◆ Requirement ◆
Among the lines below, count those with "overhead". Give the total alone.

┌─ Task material

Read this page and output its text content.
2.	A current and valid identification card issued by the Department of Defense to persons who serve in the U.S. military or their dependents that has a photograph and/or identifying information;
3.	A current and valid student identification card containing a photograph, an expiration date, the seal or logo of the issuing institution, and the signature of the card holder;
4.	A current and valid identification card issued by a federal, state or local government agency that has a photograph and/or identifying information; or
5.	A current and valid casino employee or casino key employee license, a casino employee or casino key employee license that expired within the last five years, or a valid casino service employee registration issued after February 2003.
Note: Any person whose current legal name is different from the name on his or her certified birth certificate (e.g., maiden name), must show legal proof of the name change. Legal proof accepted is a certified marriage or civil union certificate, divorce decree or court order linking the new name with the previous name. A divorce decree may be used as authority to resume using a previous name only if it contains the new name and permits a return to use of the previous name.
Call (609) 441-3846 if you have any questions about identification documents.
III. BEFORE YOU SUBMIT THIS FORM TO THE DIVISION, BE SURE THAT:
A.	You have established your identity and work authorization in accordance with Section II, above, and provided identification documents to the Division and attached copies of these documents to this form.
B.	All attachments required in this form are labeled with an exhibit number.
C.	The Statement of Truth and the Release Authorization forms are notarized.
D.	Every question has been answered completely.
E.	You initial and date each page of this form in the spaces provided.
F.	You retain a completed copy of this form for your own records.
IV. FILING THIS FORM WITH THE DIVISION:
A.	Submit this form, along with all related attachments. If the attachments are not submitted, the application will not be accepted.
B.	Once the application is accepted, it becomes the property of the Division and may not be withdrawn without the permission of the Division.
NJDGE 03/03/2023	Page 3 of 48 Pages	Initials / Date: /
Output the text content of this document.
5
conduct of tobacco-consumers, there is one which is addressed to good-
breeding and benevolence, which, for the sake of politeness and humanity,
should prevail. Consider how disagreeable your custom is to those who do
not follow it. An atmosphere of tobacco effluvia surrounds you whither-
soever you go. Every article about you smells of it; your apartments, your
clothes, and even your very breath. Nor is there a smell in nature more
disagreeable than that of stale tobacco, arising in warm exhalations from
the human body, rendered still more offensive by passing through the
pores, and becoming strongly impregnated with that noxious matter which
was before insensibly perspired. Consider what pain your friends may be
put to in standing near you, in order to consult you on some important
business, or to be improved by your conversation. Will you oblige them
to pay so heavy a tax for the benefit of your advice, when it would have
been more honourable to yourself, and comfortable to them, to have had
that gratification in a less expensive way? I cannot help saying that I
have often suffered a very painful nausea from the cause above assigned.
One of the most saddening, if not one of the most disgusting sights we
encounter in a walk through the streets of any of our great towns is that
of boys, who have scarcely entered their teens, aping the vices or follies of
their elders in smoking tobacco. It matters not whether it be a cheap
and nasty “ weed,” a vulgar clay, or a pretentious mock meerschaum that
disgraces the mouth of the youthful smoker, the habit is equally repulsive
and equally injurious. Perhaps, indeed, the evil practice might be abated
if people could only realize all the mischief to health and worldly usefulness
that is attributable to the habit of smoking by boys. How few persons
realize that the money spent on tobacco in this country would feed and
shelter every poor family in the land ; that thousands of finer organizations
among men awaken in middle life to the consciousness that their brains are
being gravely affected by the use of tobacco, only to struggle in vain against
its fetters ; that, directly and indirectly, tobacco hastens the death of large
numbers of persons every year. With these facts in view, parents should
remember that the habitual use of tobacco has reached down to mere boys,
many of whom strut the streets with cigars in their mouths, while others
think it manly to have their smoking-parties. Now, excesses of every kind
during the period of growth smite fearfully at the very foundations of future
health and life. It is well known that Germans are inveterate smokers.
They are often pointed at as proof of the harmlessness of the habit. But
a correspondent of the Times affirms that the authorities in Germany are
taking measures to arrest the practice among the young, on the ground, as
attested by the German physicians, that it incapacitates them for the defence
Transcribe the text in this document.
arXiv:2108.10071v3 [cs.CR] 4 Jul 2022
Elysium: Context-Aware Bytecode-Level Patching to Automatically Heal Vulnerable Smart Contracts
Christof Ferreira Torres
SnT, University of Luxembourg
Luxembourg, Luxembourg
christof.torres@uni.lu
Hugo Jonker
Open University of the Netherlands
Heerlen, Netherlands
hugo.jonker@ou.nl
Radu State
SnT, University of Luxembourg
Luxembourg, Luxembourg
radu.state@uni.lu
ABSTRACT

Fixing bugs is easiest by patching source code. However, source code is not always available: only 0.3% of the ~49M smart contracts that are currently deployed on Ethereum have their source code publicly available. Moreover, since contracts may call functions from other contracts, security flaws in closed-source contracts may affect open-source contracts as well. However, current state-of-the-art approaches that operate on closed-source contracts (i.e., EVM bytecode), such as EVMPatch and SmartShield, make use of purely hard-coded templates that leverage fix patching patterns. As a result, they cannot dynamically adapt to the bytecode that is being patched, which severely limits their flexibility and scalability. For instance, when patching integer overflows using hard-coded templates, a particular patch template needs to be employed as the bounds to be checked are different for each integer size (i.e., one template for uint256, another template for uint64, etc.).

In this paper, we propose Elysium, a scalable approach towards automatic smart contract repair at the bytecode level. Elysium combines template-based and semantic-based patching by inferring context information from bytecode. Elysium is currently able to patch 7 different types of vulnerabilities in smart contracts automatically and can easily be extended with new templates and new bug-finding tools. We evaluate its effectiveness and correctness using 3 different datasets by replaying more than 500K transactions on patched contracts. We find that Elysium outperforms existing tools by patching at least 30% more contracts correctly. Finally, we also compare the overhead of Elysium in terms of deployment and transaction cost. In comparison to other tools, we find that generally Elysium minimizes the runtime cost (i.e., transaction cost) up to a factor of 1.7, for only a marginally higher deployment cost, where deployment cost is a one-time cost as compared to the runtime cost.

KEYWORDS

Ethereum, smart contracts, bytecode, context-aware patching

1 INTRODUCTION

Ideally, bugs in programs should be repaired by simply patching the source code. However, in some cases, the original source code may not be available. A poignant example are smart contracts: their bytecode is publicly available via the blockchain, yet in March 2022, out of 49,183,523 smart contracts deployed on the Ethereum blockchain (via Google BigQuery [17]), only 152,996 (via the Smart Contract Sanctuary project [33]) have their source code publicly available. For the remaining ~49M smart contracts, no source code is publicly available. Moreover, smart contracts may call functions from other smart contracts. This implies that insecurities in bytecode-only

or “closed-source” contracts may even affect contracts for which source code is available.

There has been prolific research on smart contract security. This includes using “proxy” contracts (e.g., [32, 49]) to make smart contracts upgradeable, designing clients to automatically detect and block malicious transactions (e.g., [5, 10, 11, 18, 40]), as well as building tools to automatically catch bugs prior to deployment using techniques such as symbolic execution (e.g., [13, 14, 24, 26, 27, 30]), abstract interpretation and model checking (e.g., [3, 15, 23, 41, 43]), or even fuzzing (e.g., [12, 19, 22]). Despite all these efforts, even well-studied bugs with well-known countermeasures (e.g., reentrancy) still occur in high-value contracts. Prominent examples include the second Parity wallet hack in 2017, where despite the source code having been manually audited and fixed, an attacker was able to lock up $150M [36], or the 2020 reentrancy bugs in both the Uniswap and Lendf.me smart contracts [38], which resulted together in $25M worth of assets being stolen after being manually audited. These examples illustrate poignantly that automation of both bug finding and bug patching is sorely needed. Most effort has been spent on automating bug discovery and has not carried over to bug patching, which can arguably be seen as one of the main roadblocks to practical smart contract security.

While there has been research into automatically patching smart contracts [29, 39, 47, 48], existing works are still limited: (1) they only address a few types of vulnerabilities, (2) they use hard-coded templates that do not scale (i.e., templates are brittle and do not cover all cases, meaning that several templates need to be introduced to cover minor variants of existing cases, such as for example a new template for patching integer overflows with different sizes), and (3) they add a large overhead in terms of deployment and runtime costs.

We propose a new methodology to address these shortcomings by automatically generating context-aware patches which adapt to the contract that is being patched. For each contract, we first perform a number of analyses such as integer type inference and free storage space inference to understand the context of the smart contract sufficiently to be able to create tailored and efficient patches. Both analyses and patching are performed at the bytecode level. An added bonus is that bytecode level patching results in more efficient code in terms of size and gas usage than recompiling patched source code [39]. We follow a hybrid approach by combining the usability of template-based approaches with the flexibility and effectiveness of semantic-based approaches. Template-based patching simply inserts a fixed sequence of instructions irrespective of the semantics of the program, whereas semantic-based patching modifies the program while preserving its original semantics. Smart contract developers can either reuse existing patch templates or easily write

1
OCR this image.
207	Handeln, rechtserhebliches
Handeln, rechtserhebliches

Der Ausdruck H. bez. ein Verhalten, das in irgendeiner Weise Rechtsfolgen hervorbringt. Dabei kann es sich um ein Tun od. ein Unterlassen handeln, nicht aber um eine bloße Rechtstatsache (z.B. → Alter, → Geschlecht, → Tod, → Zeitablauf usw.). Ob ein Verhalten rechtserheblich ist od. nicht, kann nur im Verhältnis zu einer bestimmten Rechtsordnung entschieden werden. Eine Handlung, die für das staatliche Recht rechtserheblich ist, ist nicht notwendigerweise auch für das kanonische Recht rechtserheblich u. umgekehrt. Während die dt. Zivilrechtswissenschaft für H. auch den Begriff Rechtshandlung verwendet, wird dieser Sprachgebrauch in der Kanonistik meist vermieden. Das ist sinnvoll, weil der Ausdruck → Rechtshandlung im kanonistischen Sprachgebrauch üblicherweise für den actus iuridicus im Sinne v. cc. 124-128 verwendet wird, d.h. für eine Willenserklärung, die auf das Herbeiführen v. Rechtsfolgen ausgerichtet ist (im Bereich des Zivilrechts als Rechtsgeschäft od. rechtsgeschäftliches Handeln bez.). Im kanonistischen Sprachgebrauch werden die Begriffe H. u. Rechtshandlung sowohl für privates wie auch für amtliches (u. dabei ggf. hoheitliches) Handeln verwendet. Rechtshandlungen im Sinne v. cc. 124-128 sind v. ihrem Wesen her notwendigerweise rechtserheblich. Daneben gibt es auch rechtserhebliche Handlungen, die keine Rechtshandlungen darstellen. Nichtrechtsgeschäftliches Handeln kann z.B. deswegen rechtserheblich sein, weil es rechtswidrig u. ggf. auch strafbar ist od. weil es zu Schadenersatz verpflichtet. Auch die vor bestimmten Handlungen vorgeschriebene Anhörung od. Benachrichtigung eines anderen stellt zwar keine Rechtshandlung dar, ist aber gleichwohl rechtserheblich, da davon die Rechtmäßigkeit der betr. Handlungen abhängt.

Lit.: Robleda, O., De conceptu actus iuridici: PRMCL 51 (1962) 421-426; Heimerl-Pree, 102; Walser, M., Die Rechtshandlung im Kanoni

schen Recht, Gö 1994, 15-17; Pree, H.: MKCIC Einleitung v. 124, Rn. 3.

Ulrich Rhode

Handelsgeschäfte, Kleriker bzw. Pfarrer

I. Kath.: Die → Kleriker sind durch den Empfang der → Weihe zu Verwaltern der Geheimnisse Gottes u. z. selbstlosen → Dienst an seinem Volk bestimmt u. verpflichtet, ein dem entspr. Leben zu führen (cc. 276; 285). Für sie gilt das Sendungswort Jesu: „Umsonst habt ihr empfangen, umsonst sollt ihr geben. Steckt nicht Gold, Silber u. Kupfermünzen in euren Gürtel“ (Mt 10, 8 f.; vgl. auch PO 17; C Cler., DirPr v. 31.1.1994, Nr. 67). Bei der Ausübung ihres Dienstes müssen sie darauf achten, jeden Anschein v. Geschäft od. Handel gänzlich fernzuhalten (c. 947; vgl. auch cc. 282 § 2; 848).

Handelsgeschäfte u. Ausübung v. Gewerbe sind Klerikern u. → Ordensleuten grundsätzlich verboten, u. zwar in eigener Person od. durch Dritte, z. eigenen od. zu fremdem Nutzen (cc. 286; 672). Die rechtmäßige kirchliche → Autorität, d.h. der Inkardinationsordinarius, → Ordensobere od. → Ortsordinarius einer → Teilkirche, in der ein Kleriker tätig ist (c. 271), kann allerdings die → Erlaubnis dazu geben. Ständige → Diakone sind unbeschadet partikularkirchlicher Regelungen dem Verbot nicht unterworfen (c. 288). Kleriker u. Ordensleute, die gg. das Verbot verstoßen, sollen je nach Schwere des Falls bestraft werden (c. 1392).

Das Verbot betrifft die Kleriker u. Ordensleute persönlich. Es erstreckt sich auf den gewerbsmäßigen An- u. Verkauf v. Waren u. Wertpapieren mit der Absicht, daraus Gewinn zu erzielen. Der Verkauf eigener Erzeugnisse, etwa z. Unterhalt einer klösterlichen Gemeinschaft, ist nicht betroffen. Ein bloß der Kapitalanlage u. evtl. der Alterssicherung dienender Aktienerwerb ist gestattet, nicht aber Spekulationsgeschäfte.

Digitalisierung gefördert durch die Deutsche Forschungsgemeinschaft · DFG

└─

◆ Output for this task ◆
2